WHAT TO DO: Show all lines that include the string "LETTUCE"; copy each one.

Collected data:
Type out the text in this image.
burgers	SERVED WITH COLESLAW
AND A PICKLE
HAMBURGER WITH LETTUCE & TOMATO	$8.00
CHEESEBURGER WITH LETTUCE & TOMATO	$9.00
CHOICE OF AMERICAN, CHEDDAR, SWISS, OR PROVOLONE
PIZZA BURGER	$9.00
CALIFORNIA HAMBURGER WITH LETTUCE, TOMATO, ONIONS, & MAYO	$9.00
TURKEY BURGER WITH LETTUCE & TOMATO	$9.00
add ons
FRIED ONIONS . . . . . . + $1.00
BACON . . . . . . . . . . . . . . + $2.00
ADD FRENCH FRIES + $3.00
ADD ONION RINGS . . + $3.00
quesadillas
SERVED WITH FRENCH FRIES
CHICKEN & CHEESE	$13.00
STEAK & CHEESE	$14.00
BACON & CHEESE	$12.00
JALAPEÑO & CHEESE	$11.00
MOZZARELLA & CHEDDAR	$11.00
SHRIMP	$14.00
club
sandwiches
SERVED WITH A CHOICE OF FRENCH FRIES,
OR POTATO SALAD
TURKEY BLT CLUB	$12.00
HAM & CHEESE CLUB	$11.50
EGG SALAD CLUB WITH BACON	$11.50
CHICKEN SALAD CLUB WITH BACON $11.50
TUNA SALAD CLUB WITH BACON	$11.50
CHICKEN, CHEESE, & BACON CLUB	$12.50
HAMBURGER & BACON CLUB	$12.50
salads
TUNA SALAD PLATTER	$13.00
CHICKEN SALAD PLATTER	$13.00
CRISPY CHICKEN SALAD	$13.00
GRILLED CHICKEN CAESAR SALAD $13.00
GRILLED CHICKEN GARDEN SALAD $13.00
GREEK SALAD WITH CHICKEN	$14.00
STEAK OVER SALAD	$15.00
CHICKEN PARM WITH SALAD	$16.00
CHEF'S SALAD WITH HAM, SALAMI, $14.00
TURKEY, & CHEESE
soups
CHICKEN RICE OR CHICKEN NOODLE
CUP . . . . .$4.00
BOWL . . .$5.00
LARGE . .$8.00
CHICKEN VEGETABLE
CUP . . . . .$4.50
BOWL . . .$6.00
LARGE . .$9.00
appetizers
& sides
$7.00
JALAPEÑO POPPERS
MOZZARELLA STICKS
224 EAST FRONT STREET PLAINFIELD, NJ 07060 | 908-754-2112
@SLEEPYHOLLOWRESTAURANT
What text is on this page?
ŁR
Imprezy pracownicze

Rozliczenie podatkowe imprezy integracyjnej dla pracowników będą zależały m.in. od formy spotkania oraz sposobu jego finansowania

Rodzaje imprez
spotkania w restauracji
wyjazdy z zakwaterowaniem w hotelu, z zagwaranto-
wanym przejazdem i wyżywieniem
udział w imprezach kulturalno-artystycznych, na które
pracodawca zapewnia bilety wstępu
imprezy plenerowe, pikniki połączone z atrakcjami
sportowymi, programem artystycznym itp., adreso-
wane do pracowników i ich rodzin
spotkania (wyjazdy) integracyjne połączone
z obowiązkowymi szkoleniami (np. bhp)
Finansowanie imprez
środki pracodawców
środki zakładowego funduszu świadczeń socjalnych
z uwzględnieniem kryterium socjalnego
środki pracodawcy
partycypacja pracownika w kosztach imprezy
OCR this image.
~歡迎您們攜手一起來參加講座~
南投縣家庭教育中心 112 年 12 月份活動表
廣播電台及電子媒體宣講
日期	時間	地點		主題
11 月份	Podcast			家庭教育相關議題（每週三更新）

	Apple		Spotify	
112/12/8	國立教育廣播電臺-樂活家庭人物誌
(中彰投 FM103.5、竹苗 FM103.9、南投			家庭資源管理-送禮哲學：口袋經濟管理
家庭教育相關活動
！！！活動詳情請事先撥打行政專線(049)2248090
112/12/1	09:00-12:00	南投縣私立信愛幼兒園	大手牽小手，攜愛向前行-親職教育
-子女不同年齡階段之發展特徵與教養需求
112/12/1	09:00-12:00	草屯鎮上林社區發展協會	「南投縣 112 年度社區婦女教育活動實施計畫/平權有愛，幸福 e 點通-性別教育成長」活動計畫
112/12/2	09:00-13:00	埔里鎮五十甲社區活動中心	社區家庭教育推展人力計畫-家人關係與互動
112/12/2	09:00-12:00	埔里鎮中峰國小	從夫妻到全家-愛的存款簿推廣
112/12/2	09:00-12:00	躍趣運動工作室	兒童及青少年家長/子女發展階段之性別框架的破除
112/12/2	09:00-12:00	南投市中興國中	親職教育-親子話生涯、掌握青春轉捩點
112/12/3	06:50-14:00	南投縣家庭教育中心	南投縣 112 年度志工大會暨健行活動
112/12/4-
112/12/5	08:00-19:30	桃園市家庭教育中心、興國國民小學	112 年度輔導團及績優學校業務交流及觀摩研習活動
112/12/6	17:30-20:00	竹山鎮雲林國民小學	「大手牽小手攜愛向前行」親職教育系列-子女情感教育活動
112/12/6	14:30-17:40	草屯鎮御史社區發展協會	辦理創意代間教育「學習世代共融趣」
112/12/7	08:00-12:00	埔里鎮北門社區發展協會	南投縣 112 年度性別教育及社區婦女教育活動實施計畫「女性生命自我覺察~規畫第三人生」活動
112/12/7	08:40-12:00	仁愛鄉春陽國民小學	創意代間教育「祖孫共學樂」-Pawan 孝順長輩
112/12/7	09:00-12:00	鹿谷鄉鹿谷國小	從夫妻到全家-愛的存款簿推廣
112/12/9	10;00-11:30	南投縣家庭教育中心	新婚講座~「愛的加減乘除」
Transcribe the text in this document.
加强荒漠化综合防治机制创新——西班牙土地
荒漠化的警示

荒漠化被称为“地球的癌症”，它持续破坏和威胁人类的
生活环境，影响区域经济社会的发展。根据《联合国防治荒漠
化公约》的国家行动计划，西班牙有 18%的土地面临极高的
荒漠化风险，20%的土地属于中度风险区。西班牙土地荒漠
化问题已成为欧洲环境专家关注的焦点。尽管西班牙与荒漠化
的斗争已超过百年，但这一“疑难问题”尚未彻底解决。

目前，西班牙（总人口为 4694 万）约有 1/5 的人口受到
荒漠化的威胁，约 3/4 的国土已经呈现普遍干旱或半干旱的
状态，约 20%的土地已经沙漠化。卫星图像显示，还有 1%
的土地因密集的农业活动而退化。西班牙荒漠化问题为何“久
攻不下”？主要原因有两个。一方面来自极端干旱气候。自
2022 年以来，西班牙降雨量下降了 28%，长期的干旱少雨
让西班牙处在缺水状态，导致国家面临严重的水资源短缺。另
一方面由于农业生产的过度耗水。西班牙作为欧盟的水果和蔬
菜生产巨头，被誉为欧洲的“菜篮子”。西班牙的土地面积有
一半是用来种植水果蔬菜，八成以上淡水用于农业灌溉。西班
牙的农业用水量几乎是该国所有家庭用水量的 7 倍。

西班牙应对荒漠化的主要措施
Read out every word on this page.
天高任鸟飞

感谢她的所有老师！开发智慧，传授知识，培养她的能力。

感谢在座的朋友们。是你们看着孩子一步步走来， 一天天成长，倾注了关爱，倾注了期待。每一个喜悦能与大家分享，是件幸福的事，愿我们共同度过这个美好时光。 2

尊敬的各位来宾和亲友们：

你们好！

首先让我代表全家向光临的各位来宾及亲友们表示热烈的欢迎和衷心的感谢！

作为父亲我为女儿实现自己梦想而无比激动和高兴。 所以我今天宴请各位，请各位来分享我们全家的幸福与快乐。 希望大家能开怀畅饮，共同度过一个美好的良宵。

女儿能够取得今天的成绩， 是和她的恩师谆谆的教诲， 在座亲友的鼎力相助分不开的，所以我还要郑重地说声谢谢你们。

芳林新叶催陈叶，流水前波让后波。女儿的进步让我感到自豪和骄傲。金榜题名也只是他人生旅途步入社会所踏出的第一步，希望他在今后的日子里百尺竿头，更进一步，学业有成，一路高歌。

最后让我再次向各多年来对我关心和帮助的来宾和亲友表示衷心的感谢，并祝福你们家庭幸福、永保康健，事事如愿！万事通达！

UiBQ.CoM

SOLUTION TO THIS EXERCISE:
HAMBURGER WITH LETTUCE & TOMATO	$8.00
CHEESEBURGER WITH LETTUCE & TOMATO	$9.00
CALIFORNIA HAMBURGER WITH LETTUCE, TOMATO, ONIONS, & MAYO	$9.00
TURKEY BURGER WITH LETTUCE & TOMATO	$9.00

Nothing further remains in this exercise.